What to produce →
Filter the entries that follow, copying every line in which the word "друг" appears.

Rows from a dataset:
□ □ □ □
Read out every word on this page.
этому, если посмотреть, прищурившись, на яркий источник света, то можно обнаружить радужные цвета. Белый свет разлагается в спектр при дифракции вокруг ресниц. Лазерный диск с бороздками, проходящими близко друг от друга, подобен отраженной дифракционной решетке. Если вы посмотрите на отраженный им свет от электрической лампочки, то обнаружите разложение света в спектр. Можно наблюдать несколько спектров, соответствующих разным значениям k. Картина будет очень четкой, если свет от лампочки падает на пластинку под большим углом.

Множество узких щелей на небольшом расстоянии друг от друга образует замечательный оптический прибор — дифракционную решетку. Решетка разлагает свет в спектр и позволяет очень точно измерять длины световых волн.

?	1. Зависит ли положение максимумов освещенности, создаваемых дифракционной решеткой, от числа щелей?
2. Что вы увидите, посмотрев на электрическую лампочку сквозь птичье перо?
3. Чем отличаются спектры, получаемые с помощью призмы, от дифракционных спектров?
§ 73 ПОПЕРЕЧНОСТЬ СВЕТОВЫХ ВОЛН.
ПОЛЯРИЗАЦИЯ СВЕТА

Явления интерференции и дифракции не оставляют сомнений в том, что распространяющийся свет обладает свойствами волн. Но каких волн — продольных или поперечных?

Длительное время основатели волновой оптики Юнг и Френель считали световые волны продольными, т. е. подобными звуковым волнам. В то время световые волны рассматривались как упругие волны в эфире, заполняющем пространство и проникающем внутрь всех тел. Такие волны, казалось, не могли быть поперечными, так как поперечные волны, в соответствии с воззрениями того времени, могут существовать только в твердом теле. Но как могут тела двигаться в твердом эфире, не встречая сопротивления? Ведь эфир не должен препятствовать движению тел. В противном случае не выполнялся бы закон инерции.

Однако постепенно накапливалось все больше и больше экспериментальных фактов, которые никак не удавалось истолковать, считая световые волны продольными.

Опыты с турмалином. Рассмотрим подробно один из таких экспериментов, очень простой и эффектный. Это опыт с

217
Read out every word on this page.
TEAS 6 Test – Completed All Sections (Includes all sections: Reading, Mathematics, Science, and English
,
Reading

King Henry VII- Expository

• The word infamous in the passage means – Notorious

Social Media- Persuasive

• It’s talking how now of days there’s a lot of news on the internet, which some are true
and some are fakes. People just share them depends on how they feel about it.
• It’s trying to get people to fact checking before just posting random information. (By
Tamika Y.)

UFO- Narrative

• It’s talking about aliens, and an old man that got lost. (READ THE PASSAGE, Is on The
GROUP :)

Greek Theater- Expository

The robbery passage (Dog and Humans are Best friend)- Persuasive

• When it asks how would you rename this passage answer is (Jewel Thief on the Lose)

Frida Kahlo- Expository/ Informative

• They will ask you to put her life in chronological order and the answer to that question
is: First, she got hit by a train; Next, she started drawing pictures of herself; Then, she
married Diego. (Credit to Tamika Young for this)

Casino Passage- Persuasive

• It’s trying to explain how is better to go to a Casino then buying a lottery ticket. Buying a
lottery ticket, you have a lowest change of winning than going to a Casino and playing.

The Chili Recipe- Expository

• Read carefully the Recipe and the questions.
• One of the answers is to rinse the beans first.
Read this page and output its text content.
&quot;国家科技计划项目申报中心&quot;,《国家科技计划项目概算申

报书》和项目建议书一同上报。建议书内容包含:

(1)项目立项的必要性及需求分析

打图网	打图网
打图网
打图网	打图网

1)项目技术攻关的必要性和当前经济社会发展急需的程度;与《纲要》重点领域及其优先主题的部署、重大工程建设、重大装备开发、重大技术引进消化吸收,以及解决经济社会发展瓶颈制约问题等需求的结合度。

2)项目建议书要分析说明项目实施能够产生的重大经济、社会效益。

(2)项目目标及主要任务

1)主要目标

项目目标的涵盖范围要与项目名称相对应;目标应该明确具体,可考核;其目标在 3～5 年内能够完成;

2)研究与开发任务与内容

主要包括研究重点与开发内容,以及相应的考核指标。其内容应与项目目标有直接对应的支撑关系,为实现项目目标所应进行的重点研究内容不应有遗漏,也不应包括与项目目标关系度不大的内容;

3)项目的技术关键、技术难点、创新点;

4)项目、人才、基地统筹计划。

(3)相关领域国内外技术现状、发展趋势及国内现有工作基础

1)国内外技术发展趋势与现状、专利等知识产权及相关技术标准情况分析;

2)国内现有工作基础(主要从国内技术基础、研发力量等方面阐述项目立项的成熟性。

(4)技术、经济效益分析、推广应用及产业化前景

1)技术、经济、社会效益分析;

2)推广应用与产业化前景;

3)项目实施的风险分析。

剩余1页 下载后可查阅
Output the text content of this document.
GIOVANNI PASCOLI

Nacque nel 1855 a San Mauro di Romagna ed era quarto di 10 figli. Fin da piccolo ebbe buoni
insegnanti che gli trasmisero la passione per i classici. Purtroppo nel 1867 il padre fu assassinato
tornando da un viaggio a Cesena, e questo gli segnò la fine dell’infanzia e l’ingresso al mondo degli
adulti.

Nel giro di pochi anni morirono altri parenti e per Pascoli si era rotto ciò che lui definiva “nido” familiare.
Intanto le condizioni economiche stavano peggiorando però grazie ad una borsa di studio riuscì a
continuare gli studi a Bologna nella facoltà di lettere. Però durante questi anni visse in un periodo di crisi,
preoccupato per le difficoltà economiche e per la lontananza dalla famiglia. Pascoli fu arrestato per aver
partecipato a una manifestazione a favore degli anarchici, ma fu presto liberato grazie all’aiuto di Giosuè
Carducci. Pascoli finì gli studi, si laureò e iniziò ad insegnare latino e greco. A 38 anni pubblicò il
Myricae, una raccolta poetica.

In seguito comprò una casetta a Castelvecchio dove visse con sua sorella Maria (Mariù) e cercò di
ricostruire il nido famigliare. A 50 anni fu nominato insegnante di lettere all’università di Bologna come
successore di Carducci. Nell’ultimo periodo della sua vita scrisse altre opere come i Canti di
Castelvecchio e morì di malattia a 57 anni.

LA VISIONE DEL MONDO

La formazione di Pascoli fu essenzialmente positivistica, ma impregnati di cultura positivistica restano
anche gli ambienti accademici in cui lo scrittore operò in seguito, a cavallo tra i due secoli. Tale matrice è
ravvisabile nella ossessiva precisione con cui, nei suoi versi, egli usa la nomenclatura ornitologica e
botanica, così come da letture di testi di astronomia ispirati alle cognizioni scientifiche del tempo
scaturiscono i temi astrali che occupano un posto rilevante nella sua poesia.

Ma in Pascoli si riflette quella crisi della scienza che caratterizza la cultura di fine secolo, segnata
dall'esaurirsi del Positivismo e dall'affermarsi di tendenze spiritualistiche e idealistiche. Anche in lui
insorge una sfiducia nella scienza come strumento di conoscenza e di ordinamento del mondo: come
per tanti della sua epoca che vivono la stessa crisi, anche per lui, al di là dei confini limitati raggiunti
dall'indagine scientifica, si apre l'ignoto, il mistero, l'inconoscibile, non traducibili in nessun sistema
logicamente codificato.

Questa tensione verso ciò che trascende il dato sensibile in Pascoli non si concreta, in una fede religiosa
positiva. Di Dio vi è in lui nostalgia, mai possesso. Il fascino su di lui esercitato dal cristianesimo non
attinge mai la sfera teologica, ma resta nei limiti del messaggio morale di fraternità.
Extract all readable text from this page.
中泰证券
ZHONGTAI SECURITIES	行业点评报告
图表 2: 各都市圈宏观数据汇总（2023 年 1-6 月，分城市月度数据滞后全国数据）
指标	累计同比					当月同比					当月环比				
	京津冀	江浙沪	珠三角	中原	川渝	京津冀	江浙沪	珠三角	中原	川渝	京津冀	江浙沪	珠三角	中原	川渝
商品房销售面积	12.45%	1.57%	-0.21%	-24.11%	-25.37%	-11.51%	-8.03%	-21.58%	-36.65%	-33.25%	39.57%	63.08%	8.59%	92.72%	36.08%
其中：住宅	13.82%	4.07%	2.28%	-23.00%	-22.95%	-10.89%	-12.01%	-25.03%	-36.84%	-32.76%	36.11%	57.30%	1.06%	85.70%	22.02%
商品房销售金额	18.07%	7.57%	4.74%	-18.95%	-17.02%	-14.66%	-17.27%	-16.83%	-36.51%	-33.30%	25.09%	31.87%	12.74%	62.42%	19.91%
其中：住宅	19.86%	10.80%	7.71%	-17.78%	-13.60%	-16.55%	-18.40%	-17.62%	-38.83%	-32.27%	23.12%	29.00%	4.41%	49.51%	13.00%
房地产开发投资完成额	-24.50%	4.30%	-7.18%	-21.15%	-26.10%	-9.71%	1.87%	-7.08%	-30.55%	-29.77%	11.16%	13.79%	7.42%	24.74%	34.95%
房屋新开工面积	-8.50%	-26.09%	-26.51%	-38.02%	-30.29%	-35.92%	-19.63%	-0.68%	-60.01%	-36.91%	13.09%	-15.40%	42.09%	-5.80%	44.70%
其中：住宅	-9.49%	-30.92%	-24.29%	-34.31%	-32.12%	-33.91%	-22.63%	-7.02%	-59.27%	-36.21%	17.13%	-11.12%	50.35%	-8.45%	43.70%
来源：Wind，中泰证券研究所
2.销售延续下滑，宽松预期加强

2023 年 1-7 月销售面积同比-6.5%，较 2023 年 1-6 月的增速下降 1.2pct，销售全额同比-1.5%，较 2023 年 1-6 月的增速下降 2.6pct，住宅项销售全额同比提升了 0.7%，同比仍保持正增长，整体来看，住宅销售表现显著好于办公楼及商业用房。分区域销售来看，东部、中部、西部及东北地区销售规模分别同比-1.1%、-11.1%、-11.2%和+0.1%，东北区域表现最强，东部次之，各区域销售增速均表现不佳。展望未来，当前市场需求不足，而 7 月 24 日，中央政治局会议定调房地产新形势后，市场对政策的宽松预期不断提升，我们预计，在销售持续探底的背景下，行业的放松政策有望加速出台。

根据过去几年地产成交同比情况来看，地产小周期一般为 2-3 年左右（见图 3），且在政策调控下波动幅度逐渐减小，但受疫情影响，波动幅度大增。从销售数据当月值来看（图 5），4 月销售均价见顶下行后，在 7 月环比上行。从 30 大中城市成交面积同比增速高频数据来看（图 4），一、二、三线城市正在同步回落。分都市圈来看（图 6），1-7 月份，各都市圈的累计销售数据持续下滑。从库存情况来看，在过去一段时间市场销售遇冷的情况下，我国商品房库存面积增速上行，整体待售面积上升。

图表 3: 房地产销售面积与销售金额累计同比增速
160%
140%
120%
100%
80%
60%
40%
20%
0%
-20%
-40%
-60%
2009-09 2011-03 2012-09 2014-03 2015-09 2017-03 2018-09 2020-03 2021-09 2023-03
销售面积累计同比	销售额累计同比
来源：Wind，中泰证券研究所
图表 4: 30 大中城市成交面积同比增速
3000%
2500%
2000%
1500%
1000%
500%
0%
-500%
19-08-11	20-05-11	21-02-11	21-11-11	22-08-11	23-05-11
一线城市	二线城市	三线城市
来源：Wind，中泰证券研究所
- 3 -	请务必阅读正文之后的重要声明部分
□ □ □ □
Task output →
этому, если посмотреть, прищурившись, на яркий источник света, то можно обнаружить радужные цвета. Белый свет разлагается в спектр при дифракции вокруг ресниц. Лазерный диск с бороздками, проходящими близко друг от друга, подобен отраженной дифракционной решетке. Если вы посмотрите на отраженный им свет от электрической лампочки, то обнаружите разложение света в спектр. Можно наблюдать несколько спектров, соответствующих разным значениям k. Картина будет очень четкой, если свет от лампочки падает на пластинку под большим углом.
Множество узких щелей на небольшом расстоянии друг от друга образует замечательный оптический прибор — дифракционную решетку. Решетка разлагает свет в спектр и позволяет очень точно измерять длины световых волн.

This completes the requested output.